# [REQUIREMENTS]
Without omitting anything, retype the data that follows.

(Stored items)
——

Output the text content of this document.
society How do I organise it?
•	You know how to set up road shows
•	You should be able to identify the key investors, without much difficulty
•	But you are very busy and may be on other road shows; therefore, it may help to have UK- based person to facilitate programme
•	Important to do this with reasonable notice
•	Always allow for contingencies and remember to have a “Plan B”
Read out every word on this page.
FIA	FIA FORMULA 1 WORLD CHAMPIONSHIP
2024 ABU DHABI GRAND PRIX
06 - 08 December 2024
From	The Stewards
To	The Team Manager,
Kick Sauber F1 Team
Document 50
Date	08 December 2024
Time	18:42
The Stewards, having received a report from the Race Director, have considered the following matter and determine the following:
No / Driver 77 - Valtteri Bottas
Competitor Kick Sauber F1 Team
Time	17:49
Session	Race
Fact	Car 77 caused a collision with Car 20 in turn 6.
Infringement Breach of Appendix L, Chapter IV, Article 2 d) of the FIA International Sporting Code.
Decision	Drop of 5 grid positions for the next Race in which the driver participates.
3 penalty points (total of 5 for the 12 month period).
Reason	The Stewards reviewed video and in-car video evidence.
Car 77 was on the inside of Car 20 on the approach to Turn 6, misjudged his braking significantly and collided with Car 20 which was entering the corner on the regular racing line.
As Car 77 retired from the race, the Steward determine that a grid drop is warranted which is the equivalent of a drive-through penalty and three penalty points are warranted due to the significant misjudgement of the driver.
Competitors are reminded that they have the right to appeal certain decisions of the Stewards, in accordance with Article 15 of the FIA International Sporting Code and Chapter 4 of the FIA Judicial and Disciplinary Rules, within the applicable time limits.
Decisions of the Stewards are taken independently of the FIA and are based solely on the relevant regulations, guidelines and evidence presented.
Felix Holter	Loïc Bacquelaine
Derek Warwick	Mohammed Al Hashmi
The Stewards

——

# [COMPLETE RESPONSE]
Output the text content of this document.
society How do I organise it?
•	You know how to set up road shows
•	You should be able to identify the key investors, without much difficulty
•	But you are very busy and may be on other road shows; therefore, it may help to have UK- based person to facilitate programme
•	Important to do this with reasonable notice
•	Always allow for contingencies and remember to have a “Plan B”
Read out every word on this page.
FIA	FIA FORMULA 1 WORLD CHAMPIONSHIP
2024 ABU DHABI GRAND PRIX
06 - 08 December 2024
From	The Stewards
To	The Team Manager,
Kick Sauber F1 Team
Document 50
Date	08 December 2024
Time	18:42
The Stewards, having received a report from the Race Director, have considered the following matter and determine the following:
No / Driver 77 - Valtteri Bottas
Competitor Kick Sauber F1 Team
Time	17:49
Session	Race
Fact	Car 77 caused a collision with Car 20 in turn 6.
Infringement Breach of Appendix L, Chapter IV, Article 2 d) of the FIA International Sporting Code.
Decision	Drop of 5 grid positions for the next Race in which the driver participates.
3 penalty points (total of 5 for the 12 month period).
Reason	The Stewards reviewed video and in-car video evidence.
Car 77 was on the inside of Car 20 on the approach to Turn 6, misjudged his braking significantly and collided with Car 20 which was entering the corner on the regular racing line.
As Car 77 retired from the race, the Steward determine that a grid drop is warranted which is the equivalent of a drive-through penalty and three penalty points are warranted due to the significant misjudgement of the driver.
Competitors are reminded that they have the right to appeal certain decisions of the Stewards, in accordance with Article 15 of the FIA International Sporting Code and Chapter 4 of the FIA Judicial and Disciplinary Rules, within the applicable time limits.
Decisions of the Stewards are taken independently of the FIA and are based solely on the relevant regulations, guidelines and evidence presented.
Felix Holter	Loïc Bacquelaine
Derek Warwick	Mohammed Al Hashmi
The Stewards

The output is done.